__TASK GOAL__. Pick out all lines with the word "lipid" from the records that follow.

** Opening EXERCISE DATA block **

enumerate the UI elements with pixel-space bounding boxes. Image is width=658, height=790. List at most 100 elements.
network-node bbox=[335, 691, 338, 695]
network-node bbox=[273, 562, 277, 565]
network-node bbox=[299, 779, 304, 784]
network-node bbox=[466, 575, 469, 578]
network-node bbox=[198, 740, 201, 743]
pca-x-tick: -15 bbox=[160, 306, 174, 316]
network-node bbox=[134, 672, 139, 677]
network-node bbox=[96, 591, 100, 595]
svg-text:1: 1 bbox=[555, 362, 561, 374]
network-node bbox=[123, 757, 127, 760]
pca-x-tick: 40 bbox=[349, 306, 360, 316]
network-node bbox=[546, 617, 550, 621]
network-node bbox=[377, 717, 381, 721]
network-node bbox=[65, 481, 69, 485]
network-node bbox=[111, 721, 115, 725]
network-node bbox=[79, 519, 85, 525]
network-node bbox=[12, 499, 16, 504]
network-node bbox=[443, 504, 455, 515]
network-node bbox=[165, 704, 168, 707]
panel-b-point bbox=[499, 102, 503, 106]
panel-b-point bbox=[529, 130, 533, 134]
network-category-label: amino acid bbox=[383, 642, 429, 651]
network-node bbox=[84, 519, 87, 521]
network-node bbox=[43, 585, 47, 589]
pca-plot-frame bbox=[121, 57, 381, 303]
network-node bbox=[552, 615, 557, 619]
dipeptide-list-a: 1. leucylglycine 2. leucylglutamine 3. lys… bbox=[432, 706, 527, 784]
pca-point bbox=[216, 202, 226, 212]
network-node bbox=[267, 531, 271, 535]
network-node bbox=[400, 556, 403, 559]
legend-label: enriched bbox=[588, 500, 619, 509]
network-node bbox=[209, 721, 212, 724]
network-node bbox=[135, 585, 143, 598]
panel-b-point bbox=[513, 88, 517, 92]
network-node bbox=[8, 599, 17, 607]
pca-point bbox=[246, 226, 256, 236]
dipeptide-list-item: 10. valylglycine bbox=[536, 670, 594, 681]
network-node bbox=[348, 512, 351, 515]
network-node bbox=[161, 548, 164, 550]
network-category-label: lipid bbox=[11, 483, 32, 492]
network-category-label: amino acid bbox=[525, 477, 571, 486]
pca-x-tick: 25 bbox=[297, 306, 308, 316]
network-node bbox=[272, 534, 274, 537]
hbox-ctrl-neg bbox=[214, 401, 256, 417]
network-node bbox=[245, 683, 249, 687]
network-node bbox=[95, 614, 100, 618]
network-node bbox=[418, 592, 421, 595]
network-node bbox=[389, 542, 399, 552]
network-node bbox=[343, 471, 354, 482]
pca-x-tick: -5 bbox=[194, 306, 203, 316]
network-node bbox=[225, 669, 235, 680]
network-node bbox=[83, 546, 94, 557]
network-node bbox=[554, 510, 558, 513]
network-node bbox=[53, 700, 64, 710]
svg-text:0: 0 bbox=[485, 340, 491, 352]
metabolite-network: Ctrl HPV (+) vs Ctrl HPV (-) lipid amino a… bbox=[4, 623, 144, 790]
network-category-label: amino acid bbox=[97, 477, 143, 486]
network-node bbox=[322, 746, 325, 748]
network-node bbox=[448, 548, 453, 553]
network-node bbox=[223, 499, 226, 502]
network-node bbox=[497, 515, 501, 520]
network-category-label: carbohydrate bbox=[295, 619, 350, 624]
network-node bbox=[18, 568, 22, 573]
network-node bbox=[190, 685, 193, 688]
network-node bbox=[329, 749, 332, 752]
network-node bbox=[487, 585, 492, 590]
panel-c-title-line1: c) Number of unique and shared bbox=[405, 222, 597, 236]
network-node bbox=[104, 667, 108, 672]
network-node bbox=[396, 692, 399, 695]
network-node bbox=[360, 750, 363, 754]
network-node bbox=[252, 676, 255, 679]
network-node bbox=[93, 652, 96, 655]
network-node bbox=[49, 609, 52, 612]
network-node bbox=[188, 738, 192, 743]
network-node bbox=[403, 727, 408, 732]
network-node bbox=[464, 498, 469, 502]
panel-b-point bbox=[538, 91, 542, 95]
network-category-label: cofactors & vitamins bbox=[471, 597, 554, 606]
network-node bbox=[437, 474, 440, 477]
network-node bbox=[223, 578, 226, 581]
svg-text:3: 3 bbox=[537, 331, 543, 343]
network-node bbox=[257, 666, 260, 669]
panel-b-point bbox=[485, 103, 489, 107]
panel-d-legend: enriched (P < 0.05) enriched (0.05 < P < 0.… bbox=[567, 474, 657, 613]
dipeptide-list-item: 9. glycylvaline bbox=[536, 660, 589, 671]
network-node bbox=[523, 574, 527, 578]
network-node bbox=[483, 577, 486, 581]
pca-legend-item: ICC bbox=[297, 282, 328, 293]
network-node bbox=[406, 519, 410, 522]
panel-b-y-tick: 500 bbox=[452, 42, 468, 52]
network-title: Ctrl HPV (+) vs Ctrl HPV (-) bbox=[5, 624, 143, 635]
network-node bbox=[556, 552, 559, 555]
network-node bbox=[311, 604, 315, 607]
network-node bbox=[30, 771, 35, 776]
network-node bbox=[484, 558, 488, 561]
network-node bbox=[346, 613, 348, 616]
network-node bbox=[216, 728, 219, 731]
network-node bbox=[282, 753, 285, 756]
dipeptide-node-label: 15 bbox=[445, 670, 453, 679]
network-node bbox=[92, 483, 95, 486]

** Closing EXERCISE DATA block **

__OUTPUT BELOW__.
network-category-label: lipid bbox=[11, 483, 32, 492]
metabolite-network: Ctrl HPV (+) vs Ctrl HPV (-) lipid amino a… bbox=[4, 623, 144, 790]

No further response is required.